# Exercise brief:
Gather each line of the entries below that includes "Accuracy".
»»
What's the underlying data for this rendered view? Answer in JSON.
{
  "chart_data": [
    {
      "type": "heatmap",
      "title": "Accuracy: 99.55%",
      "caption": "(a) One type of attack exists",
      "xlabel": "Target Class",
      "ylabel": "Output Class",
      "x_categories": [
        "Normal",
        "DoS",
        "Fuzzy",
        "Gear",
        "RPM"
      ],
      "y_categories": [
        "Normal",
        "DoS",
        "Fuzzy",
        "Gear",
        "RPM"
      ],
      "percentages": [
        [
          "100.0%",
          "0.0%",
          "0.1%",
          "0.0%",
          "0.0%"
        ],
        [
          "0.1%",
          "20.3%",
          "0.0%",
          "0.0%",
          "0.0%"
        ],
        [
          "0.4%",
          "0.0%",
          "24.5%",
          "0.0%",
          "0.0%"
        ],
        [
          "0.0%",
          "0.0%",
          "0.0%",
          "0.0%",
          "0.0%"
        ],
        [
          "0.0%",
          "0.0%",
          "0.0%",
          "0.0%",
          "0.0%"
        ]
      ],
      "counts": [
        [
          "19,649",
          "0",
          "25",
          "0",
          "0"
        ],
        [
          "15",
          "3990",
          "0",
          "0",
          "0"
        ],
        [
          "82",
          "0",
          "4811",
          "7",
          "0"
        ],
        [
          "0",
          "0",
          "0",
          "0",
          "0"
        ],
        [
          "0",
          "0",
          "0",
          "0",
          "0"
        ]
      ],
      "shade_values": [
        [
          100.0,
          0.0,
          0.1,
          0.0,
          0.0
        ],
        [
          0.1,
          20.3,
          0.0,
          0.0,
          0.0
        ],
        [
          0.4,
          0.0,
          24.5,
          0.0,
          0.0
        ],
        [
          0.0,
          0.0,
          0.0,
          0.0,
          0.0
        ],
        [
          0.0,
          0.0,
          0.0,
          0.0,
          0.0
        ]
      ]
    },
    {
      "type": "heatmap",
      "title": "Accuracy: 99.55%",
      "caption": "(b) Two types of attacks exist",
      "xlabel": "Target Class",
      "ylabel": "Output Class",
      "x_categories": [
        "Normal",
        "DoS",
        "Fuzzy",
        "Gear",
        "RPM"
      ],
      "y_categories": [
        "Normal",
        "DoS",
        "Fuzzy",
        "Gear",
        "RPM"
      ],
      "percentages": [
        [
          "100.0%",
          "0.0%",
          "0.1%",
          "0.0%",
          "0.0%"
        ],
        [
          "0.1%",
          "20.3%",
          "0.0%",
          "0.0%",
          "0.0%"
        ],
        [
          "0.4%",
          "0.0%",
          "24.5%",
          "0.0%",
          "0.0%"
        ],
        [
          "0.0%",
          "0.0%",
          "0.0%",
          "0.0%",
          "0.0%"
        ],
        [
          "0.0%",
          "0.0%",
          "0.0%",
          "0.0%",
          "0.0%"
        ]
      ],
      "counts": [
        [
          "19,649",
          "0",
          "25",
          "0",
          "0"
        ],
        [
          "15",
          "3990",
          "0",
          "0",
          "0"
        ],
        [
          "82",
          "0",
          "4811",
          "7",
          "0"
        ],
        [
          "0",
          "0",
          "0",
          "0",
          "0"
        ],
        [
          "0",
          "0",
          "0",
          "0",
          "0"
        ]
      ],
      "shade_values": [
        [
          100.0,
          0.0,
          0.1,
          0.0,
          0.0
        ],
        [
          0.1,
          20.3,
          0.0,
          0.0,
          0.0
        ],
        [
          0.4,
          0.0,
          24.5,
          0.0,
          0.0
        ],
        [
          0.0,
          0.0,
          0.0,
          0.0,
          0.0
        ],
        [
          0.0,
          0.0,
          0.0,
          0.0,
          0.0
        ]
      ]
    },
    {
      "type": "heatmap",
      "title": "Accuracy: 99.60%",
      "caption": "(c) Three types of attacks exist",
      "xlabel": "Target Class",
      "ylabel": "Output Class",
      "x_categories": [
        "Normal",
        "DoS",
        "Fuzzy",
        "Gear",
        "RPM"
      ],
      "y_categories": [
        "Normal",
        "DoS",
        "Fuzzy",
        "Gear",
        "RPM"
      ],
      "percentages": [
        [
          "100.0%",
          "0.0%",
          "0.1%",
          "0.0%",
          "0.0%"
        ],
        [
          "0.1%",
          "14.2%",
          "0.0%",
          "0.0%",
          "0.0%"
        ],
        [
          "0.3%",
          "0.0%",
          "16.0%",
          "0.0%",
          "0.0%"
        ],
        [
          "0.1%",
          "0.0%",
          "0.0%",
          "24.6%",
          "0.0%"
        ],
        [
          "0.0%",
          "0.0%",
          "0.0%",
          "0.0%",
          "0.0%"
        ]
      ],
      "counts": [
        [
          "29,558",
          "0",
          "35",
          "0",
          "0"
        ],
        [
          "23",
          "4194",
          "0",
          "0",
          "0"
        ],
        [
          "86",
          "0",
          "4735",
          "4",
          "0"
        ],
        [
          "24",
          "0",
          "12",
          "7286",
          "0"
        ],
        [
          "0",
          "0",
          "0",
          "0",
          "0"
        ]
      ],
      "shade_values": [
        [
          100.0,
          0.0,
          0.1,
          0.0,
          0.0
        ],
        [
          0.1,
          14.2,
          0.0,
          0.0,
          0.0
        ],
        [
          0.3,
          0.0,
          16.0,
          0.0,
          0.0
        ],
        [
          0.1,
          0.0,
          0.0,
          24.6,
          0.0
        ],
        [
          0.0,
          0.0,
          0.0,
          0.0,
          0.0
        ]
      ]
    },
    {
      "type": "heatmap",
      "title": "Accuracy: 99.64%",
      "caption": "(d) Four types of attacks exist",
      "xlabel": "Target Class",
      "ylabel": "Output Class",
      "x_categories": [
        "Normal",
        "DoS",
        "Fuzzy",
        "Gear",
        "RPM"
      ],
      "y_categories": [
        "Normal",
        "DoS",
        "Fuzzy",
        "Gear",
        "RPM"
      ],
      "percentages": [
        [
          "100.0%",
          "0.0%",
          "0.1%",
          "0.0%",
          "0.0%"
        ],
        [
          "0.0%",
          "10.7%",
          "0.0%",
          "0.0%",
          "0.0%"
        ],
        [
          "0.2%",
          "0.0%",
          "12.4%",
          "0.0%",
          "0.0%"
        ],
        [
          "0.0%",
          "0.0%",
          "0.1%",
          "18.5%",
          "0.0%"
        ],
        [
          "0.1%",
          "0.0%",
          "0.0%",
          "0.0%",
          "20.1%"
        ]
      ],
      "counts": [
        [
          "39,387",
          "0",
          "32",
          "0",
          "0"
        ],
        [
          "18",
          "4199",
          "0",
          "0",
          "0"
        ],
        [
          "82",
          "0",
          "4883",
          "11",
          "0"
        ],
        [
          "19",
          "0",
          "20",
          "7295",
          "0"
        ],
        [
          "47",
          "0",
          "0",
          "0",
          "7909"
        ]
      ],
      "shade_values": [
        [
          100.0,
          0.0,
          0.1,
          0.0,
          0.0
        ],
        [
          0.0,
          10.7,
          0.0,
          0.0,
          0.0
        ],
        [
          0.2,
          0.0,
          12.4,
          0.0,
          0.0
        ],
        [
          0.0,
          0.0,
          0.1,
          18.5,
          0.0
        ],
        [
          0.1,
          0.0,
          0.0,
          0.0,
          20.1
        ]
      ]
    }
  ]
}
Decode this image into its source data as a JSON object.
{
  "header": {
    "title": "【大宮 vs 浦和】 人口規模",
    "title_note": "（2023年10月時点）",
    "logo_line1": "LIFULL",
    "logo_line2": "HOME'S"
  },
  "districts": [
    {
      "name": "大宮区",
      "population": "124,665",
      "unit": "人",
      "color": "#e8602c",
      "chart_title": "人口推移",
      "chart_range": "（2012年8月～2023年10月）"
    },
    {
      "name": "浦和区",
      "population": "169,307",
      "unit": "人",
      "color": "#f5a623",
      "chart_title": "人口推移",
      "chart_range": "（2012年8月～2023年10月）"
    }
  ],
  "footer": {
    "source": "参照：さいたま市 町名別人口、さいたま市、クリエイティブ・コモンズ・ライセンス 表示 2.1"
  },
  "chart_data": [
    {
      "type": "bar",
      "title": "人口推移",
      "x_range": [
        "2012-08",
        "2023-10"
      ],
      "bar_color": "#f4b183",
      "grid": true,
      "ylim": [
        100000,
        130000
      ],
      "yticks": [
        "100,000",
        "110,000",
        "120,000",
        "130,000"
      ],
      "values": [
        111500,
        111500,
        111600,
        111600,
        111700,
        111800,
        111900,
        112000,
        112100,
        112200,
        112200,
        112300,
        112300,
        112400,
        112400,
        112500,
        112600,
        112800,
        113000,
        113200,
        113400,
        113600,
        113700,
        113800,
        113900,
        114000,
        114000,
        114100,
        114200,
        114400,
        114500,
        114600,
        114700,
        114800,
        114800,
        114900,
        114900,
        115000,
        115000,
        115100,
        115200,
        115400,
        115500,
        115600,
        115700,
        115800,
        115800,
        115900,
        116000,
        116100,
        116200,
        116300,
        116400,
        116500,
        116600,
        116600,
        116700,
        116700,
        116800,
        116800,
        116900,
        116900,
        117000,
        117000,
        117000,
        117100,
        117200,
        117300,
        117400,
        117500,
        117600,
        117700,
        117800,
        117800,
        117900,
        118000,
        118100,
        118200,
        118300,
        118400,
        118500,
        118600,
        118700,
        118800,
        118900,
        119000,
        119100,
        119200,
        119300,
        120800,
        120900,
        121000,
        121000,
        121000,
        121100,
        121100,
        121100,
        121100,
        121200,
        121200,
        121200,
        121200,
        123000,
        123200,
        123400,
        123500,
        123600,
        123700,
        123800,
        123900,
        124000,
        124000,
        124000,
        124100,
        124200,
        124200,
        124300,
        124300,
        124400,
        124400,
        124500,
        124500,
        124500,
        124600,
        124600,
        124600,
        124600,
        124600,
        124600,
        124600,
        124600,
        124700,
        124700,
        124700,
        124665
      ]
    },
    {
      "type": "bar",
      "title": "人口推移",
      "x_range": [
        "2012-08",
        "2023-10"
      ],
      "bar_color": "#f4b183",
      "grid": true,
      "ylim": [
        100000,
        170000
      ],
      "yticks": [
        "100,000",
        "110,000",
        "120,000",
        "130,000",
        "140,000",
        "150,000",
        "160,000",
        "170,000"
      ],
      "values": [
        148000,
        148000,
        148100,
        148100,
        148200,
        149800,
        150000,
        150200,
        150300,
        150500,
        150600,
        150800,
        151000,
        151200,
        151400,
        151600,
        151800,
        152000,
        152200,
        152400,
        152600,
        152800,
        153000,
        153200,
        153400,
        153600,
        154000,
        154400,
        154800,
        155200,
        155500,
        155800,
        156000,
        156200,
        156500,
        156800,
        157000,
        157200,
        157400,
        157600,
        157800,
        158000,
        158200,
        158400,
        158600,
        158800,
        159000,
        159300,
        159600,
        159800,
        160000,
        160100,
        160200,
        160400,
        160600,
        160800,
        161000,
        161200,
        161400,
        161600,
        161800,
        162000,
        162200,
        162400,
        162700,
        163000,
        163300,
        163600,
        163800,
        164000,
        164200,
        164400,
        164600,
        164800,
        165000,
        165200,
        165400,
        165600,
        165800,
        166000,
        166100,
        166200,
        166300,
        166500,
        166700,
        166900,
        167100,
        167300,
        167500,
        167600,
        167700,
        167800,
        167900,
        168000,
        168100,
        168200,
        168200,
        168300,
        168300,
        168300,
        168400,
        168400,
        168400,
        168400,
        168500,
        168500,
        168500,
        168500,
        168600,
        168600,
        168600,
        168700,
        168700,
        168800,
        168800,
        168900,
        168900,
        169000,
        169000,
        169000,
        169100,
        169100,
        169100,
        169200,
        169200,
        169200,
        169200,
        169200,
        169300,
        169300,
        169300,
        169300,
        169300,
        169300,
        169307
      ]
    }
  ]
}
««
# Reply to the task:
      "title": "Accuracy: 99.55%",
      "title": "Accuracy: 99.55%",
      "title": "Accuracy: 99.60%",
      "title": "Accuracy: 99.64%",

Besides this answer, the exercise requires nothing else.